_Input records_
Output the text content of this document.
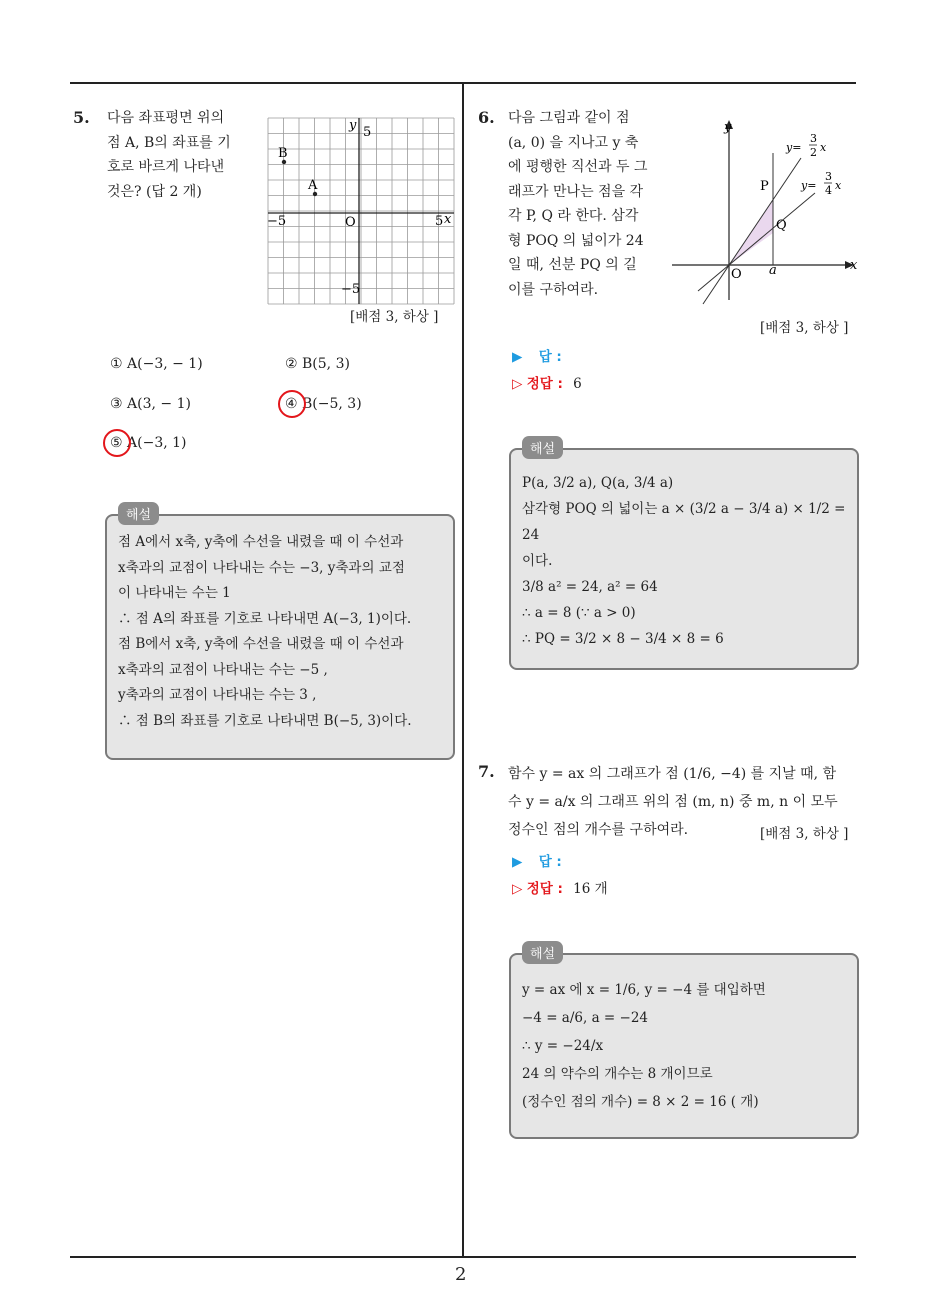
2
5. 다음 좌표평면 위의
점 A, B의 좌표를 기
호로 바르게 나타낸
것은? (답 2 개)
y 5
−5
−5	5 x
O
B
A
[배점 3, 하상 ]
① A(−3, − 1)	② B(5, 3)
③ A(3, − 1)	④ B(−5, 3)
⑤ A(−3, 1)
해설
점 A에서 x축, y축에 수선을 내렸을 때 이 수선과
x축과의 교점이 나타내는 수는 −3, y축과의 교점
이 나타내는 수는 1
∴ 점 A의 좌표를 기호로 나타내면 A(−3, 1)이다.
점 B에서 x축, y축에 수선을 내렸을 때 이 수선과
x축과의 교점이 나타내는 수는 −5 ,
y축과의 교점이 나타내는 수는 3 ,
∴ 점 B의 좌표를 기호로 나타내면 B(−5, 3)이다.
6. 다음 그림과 같이 점
(a, 0) 을 지나고 y 축
에 평행한 직선과 두 그
래프가 만나는 점을 각
각 P, Q 라 한다. 삼각
형 POQ 의 넓이가 24
일 때, 선분 PQ 의 길
이를 구하여라.
y
x
O a
P
Q
y=
3
2 x
y=
3
4 x
[배점 3, 하상 ]
▶ 답 :
▷ 정답 : 6
해설
P(a, 3/2 a), Q(a, 3/4 a)
삼각형 POQ 의 넓이는 a × (3/2 a − 3/4 a) × 1/2 = 24
이다.
3/8 a² = 24, a² = 64
∴ a = 8 (∵ a > 0)
∴ PQ = 3/2 × 8 − 3/4 × 8 = 6
7. 함수 y = ax 의 그래프가 점 (1/6, −4) 를 지날 때, 함
수 y = a/x 의 그래프 위의 점 (m, n) 중 m, n 이 모두
정수인 점의 개수를 구하여라.	[배점 3, 하상 ]
▶ 답 :
▷ 정답 : 16 개
해설
y = ax 에 x = 1/6, y = −4 를 대입하면
−4 = a/6, a = −24
∴ y = −24/x
24 의 약수의 개수는 8 개이므로
(정수인 점의 개수) = 8 × 2 = 16 ( 개)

_Stated exercise_
Repeat the data exactly, excluding the pictures.

_Solution below_
Output the text content of this document.
2
5. 다음 좌표평면 위의
점 A, B의 좌표를 기
호로 바르게 나타낸
것은? (답 2 개)
y 5
−5
−5	5 x
O
B
A
[배점 3, 하상 ]
① A(−3, − 1)	② B(5, 3)
③ A(3, − 1)	④ B(−5, 3)
⑤ A(−3, 1)
해설
점 A에서 x축, y축에 수선을 내렸을 때 이 수선과
x축과의 교점이 나타내는 수는 −3, y축과의 교점
이 나타내는 수는 1
∴ 점 A의 좌표를 기호로 나타내면 A(−3, 1)이다.
점 B에서 x축, y축에 수선을 내렸을 때 이 수선과
x축과의 교점이 나타내는 수는 −5 ,
y축과의 교점이 나타내는 수는 3 ,
∴ 점 B의 좌표를 기호로 나타내면 B(−5, 3)이다.
6. 다음 그림과 같이 점
(a, 0) 을 지나고 y 축
에 평행한 직선과 두 그
래프가 만나는 점을 각
각 P, Q 라 한다. 삼각
형 POQ 의 넓이가 24
일 때, 선분 PQ 의 길
이를 구하여라.
y
x
O a
P
Q
y=
3
2 x
y=
3
4 x
[배점 3, 하상 ]
▶ 답 :
▷ 정답 : 6
해설
P(a, 3/2 a), Q(a, 3/4 a)
삼각형 POQ 의 넓이는 a × (3/2 a − 3/4 a) × 1/2 = 24
이다.
3/8 a² = 24, a² = 64
∴ a = 8 (∵ a > 0)
∴ PQ = 3/2 × 8 − 3/4 × 8 = 6
7. 함수 y = ax 의 그래프가 점 (1/6, −4) 를 지날 때, 함
수 y = a/x 의 그래프 위의 점 (m, n) 중 m, n 이 모두
정수인 점의 개수를 구하여라.	[배점 3, 하상 ]
▶ 답 :
▷ 정답 : 16 개
해설
y = ax 에 x = 1/6, y = −4 를 대입하면
−4 = a/6, a = −24
∴ y = −24/x
24 의 약수의 개수는 8 개이므로
(정수인 점의 개수) = 8 × 2 = 16 ( 개)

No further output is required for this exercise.